(What you are asked to do):
Your task is to filter the data below down to the lines holding "Vendors".

— Start of Data lines —

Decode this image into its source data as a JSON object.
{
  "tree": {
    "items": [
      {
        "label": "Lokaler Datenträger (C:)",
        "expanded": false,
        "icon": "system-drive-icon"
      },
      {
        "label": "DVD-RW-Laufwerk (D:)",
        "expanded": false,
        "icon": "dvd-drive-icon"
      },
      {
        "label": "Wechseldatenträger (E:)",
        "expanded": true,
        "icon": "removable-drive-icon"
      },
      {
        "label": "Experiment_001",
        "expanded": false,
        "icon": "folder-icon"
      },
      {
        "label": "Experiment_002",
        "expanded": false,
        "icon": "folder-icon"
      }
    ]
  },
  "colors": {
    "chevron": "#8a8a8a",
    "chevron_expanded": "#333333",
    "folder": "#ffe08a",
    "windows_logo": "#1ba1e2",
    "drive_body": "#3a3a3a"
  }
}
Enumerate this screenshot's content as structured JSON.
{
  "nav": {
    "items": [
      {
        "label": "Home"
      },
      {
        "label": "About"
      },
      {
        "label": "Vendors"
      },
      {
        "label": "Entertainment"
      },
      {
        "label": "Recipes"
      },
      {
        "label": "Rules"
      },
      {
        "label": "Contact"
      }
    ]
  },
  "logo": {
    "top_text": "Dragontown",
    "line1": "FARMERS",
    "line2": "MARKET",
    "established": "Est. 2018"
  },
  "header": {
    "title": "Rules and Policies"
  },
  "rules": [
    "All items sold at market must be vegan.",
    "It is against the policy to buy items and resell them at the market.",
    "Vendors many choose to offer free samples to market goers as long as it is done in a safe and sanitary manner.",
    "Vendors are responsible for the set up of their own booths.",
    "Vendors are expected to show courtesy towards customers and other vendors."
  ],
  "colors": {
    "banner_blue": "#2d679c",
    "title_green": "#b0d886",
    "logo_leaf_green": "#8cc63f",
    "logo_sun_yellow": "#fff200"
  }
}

— End of Data lines —

(Written solution):
        "label": "Vendors"
    "Vendors many choose to offer free samples to market goers as long as it is done in a safe and sanitary manner.",
    "Vendors are responsible for the set up of their own booths.",
    "Vendors are expected to show courtesy towards customers and other vendors."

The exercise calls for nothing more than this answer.